[GIVEN EXERCISE] Pick out and copy every line below that has the word "screenshot".

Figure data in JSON
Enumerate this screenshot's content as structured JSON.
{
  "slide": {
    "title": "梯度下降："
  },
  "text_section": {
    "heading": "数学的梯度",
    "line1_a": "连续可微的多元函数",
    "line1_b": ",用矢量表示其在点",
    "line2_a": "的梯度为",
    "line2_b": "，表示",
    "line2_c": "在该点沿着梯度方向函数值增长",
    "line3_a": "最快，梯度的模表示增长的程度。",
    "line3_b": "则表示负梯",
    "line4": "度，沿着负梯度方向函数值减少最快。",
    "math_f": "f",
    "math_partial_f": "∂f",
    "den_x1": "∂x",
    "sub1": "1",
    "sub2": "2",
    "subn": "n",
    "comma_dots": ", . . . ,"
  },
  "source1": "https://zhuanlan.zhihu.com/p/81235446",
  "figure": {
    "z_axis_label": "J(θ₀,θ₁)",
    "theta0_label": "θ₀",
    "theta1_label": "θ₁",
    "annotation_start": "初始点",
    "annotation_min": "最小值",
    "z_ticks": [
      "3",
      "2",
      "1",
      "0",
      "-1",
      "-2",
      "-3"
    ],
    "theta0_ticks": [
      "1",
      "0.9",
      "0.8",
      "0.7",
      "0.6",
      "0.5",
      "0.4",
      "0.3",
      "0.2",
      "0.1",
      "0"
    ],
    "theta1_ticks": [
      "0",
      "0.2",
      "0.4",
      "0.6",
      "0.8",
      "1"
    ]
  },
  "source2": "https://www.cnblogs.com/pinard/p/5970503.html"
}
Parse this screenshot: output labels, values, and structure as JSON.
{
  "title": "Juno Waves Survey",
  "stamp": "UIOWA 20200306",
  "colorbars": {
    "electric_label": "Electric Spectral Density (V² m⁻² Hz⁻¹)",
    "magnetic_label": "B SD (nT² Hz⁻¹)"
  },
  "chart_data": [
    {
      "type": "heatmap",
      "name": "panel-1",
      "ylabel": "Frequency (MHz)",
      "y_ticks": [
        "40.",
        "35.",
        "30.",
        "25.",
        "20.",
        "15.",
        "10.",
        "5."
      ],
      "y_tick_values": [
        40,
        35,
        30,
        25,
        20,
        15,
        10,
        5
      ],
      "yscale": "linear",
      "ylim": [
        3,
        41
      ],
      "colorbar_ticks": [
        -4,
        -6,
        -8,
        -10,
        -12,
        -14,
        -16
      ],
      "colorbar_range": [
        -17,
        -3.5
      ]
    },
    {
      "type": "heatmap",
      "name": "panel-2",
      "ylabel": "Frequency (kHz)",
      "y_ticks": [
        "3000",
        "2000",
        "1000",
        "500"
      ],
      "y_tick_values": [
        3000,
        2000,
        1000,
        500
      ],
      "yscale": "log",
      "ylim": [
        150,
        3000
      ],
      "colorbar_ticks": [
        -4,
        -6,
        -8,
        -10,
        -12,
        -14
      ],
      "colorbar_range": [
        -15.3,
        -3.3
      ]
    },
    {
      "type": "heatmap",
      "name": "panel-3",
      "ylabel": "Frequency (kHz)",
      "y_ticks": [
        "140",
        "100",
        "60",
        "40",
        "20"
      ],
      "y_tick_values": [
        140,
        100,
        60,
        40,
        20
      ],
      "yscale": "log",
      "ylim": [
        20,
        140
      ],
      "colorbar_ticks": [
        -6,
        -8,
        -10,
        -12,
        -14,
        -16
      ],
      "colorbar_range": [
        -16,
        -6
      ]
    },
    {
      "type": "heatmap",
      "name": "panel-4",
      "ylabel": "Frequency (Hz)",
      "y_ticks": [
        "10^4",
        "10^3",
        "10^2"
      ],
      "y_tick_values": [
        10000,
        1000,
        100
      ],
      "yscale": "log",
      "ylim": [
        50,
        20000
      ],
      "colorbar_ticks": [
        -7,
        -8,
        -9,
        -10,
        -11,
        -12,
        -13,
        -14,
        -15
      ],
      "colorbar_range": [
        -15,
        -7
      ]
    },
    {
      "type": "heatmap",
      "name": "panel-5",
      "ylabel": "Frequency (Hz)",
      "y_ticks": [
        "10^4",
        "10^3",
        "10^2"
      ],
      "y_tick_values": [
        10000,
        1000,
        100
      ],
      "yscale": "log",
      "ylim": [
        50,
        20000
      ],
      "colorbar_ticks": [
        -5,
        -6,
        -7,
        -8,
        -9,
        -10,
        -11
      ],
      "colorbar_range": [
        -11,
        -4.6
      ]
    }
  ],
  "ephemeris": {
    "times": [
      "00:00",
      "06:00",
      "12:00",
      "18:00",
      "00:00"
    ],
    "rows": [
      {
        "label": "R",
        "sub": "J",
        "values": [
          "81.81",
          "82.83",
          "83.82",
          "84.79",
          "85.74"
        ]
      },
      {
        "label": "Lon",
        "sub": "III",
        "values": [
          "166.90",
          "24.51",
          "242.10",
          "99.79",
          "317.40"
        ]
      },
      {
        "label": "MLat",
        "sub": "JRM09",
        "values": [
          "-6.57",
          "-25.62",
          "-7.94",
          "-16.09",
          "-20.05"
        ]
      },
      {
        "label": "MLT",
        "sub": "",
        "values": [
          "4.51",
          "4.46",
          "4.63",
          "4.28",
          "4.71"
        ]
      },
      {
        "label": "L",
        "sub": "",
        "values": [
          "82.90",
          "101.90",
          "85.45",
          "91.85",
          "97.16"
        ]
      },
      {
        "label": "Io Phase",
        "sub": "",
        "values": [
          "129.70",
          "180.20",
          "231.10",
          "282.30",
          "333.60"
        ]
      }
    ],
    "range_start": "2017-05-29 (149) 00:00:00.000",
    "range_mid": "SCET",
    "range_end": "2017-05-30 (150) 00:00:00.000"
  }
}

[SOLUTION FOR THIS EXERCISE]
Enumerate this screenshot's content as structured JSON.
Parse this screenshot: output labels, values, and structure as JSON.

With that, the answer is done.